Figure data in JSON
— START —
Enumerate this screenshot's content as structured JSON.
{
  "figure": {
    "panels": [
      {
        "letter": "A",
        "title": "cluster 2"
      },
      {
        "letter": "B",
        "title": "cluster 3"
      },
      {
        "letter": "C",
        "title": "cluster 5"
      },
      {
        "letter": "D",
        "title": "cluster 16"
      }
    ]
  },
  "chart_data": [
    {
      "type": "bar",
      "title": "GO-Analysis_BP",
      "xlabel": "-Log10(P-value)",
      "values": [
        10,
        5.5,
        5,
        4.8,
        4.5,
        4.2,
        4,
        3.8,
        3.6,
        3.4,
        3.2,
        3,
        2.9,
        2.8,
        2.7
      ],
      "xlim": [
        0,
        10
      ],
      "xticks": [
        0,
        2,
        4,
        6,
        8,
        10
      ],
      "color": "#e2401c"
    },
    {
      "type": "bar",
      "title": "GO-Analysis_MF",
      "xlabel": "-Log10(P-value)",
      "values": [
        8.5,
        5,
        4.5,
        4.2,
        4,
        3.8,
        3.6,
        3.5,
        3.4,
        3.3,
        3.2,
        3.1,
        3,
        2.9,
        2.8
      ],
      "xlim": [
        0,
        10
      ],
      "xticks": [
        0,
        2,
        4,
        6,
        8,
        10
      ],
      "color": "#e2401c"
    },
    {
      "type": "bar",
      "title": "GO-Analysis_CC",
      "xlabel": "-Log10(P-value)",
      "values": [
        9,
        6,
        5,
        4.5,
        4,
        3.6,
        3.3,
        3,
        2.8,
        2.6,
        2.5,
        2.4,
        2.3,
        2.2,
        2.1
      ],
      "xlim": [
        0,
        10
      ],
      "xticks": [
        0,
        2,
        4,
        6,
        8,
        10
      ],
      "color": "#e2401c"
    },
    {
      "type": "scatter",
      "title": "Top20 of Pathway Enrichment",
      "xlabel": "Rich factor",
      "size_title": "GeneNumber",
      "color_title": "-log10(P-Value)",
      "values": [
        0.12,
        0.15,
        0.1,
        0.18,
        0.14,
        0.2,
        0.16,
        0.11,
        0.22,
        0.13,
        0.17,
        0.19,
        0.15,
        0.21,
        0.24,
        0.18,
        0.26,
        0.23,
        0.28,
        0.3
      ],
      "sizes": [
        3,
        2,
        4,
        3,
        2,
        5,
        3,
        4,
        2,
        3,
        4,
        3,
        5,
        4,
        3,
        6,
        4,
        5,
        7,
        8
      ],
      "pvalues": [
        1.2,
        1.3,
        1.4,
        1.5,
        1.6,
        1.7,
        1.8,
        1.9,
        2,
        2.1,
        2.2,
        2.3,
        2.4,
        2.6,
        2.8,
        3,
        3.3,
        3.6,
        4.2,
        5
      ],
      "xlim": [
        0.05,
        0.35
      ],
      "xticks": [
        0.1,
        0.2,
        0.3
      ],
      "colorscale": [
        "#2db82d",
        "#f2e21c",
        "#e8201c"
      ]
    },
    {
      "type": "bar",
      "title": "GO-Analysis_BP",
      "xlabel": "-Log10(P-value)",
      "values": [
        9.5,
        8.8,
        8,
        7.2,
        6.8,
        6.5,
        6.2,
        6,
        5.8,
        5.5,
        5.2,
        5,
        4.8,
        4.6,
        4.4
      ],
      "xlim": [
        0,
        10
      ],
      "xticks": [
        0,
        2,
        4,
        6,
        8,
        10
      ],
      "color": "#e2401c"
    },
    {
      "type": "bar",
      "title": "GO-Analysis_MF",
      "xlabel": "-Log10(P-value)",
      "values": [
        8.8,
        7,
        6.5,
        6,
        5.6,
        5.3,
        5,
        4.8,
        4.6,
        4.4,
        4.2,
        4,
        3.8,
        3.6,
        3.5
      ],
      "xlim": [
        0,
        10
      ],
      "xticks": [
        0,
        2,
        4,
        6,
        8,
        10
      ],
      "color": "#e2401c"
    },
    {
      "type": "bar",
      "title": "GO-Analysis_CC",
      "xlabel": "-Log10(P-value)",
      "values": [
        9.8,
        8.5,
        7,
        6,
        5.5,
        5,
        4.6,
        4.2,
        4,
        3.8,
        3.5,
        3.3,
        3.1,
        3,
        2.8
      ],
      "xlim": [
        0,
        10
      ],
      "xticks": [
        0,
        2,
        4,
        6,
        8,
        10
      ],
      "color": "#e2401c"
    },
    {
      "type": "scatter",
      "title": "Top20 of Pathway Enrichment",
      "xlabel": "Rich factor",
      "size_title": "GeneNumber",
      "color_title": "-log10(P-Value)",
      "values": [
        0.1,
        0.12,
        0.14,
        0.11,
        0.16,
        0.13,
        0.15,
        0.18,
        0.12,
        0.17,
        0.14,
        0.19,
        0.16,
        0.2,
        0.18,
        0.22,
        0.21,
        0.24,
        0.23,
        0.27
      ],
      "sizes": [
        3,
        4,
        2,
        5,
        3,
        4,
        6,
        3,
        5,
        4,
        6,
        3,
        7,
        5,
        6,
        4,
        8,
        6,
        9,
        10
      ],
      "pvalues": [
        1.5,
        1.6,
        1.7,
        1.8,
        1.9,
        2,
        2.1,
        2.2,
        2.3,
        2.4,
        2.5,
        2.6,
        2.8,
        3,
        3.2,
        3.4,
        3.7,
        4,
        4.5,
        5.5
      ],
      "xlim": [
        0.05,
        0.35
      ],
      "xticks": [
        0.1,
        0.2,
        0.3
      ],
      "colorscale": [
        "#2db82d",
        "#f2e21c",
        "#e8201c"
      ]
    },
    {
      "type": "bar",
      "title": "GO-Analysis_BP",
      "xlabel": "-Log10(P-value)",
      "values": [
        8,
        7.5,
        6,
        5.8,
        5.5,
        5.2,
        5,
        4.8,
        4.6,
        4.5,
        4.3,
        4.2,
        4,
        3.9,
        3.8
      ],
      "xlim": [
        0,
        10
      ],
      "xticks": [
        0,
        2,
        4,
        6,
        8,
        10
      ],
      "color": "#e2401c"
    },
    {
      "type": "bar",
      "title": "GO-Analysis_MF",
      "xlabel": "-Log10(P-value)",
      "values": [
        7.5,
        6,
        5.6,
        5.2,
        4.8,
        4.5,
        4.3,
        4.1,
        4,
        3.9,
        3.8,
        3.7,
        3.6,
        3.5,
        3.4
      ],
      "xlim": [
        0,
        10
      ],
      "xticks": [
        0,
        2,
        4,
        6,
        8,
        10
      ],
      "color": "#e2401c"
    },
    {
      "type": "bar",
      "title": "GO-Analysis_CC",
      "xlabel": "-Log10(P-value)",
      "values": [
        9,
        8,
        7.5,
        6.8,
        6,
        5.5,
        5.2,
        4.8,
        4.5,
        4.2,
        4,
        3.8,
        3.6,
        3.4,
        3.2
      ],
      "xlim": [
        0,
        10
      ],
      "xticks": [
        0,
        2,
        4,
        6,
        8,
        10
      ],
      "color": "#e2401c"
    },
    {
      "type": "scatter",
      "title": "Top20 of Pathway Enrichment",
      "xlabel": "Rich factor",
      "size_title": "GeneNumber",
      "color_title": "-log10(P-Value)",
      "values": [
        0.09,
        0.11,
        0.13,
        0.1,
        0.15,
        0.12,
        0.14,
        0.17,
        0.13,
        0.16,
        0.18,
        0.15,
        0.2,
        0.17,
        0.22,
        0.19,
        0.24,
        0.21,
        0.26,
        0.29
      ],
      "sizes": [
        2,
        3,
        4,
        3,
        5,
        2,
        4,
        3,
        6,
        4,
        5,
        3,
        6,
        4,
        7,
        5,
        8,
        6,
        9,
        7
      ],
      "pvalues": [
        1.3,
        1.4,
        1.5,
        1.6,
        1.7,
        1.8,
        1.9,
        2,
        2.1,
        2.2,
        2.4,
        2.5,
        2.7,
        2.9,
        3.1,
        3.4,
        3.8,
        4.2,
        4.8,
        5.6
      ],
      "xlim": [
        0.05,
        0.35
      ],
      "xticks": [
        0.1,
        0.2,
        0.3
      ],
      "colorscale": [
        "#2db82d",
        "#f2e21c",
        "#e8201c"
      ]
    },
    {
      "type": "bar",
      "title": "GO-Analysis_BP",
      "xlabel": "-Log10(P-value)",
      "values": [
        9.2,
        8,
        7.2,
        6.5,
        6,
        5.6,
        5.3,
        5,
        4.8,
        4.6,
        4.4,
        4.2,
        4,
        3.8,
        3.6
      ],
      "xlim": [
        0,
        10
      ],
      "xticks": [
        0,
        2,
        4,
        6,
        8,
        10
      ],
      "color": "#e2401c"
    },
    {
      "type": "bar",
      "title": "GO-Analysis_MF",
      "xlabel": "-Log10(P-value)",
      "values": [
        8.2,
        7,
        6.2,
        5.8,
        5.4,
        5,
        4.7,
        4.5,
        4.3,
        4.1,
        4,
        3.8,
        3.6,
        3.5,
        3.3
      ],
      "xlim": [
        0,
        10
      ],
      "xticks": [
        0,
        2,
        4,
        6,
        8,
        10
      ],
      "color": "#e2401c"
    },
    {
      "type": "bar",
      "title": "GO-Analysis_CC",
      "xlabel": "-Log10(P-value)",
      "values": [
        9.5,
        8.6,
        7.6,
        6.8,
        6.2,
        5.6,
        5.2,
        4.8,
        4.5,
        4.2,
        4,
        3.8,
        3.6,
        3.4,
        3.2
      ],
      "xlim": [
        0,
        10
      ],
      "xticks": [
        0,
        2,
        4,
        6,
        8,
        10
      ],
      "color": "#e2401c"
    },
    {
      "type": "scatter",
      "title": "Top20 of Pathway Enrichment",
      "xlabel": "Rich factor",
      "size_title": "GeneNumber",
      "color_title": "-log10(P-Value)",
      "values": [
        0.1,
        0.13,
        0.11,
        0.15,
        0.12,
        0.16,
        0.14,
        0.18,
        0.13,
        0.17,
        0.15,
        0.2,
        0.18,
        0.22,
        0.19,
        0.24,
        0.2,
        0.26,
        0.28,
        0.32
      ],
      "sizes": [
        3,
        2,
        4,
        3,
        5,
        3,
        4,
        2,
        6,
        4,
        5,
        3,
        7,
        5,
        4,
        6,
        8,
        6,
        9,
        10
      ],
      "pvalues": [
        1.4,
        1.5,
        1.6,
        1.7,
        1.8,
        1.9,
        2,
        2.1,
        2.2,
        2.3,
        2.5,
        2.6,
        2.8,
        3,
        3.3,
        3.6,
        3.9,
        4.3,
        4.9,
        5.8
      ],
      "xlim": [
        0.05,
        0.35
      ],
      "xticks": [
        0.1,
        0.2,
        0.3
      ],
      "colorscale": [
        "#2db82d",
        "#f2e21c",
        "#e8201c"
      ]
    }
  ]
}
— END —
Exercise aim: Give only the number of lines above that hold the string "cluster".

Completed exercise: 4